§ **The request**: Select all lines with the string "исследовательской" in them, and copy those lines.

◆ ◆ ◆

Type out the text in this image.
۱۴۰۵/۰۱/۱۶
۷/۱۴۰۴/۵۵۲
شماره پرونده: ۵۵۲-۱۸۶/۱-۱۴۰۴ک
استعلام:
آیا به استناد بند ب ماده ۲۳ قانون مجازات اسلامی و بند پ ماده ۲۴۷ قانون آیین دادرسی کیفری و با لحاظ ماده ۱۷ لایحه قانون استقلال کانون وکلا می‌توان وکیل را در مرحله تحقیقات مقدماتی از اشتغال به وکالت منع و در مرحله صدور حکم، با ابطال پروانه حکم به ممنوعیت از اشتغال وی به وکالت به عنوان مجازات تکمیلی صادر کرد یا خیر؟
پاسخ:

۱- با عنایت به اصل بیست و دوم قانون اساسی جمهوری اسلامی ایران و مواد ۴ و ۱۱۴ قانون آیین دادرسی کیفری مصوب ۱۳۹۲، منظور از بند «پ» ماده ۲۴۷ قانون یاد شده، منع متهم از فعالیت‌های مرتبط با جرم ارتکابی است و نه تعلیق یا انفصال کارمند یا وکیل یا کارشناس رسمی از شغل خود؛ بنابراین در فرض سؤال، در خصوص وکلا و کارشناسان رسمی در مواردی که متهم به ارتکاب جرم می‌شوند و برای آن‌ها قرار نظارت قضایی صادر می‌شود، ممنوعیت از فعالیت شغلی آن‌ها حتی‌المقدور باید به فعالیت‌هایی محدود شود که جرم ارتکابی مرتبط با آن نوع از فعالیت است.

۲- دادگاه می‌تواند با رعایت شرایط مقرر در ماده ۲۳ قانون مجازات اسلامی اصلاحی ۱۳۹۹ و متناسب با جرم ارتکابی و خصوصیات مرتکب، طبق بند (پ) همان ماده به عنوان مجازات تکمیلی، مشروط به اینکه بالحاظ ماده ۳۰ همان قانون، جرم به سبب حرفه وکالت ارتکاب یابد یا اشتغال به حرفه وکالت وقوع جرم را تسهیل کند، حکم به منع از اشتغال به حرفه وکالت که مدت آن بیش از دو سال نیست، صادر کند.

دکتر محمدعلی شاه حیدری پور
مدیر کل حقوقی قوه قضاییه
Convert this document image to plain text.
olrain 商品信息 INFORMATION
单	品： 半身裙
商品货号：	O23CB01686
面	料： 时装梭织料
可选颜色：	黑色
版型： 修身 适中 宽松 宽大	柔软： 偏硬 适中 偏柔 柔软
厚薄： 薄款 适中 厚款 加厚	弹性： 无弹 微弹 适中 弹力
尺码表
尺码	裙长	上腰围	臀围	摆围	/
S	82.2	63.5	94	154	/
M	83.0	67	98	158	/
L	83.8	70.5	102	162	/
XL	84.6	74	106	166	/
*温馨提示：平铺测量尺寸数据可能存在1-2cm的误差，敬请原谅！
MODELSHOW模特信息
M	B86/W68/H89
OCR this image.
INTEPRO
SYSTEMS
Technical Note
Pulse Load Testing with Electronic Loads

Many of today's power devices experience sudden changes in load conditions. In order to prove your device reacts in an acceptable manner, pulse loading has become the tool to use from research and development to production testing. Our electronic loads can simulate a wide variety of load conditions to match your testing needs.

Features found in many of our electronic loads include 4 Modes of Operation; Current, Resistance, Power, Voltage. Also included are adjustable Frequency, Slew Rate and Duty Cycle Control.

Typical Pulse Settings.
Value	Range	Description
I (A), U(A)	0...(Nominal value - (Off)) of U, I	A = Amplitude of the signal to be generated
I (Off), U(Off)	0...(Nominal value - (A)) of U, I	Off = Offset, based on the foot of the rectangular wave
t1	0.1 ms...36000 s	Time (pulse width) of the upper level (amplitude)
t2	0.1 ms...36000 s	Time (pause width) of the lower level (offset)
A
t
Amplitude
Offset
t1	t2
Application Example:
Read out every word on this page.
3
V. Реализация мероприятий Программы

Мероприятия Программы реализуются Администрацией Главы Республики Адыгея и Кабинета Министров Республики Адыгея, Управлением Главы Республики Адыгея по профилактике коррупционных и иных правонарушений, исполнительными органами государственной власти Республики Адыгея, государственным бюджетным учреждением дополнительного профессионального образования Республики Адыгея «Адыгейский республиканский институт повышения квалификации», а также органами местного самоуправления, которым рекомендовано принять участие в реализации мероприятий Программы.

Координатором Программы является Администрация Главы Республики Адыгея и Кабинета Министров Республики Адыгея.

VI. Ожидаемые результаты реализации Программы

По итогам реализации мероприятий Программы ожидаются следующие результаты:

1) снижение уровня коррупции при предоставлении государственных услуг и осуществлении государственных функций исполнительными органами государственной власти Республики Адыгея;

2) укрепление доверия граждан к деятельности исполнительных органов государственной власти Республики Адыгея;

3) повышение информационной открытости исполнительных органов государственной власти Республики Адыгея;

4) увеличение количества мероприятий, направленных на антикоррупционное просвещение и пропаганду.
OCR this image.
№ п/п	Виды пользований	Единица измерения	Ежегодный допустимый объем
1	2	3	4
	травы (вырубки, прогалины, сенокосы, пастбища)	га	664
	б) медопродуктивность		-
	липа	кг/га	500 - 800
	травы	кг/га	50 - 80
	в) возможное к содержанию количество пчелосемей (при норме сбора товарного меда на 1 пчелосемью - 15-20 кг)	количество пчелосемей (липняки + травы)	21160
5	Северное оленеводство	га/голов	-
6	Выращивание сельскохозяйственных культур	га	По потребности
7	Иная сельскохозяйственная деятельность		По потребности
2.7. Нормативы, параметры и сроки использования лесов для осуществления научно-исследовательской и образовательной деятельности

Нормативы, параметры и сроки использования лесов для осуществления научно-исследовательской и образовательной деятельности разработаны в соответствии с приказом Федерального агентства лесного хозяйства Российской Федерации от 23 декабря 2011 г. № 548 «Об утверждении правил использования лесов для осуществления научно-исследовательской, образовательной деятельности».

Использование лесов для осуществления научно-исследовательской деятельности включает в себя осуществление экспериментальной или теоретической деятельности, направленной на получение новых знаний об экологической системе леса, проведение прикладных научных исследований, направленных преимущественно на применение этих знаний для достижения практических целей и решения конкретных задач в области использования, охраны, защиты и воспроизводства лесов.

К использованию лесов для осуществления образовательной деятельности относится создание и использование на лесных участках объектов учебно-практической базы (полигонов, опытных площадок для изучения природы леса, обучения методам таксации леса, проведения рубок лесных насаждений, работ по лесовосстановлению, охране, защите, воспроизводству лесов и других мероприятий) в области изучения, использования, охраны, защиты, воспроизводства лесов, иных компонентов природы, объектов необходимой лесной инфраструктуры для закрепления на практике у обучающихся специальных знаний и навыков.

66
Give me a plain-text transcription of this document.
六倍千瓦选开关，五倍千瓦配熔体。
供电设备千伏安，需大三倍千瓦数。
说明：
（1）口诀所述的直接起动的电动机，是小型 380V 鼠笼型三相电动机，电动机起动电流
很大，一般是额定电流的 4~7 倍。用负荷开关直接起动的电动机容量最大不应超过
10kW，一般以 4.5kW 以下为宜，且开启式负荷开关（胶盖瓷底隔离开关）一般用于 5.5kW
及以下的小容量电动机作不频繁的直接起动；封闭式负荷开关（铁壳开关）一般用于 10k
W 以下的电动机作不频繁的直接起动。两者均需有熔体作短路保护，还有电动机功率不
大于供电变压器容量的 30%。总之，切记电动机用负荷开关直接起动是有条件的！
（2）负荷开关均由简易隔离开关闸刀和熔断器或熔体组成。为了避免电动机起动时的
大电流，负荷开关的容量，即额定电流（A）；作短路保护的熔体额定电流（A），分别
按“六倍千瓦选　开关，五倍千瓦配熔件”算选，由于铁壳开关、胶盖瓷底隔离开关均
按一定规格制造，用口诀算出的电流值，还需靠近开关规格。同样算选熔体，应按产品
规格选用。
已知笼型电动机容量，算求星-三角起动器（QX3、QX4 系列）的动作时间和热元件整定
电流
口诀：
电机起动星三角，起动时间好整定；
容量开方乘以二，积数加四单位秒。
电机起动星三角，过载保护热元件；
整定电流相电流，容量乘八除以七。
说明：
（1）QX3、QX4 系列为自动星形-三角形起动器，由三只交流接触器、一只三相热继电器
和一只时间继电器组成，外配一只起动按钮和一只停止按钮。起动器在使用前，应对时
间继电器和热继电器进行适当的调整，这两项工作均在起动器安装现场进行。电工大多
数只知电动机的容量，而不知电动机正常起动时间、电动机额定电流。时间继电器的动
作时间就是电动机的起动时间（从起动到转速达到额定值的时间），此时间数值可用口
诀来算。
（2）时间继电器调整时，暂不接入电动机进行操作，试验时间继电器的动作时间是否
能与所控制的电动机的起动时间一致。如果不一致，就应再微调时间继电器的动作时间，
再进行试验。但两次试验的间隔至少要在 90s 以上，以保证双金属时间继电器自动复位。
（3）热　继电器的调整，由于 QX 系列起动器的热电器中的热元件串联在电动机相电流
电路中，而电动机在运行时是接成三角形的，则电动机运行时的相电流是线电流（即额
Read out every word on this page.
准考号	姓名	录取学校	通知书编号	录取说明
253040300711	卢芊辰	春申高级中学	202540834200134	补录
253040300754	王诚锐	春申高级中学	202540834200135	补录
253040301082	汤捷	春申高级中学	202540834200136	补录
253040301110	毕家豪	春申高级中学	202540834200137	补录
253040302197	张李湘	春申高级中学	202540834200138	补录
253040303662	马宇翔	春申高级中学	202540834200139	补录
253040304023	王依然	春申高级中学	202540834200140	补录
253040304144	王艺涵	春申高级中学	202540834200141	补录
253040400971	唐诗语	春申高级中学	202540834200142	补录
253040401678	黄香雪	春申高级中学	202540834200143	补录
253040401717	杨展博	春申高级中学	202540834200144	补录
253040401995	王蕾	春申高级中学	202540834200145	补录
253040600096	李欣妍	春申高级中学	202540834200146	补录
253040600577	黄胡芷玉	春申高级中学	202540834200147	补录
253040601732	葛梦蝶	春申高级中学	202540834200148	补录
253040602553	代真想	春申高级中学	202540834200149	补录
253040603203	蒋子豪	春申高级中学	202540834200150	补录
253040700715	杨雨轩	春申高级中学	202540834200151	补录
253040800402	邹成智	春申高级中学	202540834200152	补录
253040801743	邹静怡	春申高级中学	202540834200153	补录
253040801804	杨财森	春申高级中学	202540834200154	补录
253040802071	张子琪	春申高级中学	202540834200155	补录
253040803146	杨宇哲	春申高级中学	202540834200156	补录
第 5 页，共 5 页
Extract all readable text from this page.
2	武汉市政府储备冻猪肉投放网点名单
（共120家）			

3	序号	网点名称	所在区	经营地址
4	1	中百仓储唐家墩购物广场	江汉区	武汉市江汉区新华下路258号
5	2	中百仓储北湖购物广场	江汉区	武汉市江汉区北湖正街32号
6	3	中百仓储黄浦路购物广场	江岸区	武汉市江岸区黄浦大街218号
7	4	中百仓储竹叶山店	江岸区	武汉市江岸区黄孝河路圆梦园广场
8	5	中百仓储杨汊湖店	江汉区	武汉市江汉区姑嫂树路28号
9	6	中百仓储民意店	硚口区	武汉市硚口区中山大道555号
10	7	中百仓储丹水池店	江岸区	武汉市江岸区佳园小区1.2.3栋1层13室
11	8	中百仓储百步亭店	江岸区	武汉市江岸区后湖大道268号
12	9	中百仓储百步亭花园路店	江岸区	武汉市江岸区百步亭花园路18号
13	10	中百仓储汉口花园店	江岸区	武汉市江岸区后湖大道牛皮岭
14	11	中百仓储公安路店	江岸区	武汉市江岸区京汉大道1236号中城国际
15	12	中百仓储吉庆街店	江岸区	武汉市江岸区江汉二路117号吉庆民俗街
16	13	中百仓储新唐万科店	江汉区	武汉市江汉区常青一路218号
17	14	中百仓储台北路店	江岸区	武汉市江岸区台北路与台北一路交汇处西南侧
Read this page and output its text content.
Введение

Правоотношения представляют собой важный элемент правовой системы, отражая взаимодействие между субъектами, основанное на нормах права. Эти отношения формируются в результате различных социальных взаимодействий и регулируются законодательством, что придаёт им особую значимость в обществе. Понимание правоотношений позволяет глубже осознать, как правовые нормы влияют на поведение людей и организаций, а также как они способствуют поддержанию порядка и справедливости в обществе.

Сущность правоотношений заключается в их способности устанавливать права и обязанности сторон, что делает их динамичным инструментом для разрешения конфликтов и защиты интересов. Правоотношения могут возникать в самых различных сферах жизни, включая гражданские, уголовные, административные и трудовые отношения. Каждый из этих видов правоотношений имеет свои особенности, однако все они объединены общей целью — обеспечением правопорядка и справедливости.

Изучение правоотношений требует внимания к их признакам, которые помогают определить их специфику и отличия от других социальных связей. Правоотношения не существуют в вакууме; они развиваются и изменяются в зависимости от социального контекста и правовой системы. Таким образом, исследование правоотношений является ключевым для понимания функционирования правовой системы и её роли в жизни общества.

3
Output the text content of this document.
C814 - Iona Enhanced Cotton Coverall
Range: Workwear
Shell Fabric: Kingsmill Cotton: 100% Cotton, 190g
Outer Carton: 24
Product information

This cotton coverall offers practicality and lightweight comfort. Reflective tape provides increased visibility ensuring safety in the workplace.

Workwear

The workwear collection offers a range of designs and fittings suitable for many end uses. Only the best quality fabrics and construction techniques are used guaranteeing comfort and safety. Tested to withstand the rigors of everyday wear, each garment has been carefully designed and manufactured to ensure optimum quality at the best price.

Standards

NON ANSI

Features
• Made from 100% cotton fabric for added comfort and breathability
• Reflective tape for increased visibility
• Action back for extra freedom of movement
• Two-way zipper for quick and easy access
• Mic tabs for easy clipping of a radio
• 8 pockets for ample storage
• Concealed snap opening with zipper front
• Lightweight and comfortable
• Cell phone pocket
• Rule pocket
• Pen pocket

◆ ◆ ◆

§ **Solution to this exercise**:
2.7. Нормативы, параметры и сроки использования лесов для осуществления научно-исследовательской и образовательной деятельности
Нормативы, параметры и сроки использования лесов для осуществления научно-исследовательской и образовательной деятельности разработаны в соответствии с приказом Федерального агентства лесного хозяйства Российской Федерации от 23 декабря 2011 г. № 548 «Об утверждении правил использования лесов для осуществления научно-исследовательской, образовательной деятельности».
Использование лесов для осуществления научно-исследовательской деятельности включает в себя осуществление экспериментальной или теоретической деятельности, направленной на получение новых знаний об экологической системе леса, проведение прикладных научных исследований, направленных преимущественно на применение этих знаний для достижения практических целей и решения конкретных задач в области использования, охраны, защиты и воспроизводства лесов.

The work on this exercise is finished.